▶ Stated problem:
Look through the material below. Copy each line that contains the string "this".

▶ Records provided:
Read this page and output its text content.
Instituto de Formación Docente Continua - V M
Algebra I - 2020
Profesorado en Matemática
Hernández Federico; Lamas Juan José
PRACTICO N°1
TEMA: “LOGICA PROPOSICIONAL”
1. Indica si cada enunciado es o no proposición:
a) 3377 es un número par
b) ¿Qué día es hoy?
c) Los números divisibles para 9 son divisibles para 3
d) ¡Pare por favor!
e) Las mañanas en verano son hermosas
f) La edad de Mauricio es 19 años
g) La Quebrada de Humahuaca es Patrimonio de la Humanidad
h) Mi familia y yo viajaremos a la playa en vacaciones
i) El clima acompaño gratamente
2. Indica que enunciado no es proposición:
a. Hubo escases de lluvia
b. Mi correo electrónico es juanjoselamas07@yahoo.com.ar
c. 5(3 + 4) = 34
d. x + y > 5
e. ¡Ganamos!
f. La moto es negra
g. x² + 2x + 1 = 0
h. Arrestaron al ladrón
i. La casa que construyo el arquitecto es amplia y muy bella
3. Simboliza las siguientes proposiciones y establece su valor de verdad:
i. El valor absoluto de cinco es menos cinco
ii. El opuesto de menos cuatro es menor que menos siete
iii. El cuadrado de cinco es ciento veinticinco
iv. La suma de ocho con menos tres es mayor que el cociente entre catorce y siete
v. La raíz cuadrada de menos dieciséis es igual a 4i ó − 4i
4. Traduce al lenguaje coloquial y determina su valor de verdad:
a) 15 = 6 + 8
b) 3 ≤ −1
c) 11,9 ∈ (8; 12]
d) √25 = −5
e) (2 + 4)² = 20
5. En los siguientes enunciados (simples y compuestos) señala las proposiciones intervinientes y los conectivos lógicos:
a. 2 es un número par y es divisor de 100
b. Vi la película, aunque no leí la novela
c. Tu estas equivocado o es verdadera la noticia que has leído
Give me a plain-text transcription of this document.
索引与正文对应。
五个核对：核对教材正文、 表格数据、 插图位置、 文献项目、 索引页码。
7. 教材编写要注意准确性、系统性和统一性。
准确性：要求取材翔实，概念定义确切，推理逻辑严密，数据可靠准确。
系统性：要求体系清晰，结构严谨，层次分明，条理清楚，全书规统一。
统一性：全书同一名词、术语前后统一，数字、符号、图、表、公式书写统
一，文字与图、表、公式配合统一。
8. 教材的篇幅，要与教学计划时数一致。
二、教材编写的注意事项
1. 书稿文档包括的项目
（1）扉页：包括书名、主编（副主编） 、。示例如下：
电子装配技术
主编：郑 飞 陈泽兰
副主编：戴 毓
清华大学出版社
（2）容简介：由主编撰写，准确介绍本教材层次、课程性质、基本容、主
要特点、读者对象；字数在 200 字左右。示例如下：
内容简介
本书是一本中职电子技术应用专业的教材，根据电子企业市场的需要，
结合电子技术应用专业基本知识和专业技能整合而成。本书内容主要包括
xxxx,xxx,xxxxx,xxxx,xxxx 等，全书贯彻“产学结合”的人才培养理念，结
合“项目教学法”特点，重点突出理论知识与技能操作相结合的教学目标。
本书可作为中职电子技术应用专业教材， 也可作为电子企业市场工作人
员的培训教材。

▶ Written response:
Read this page and output its text content.
Give me a plain-text transcription of this document.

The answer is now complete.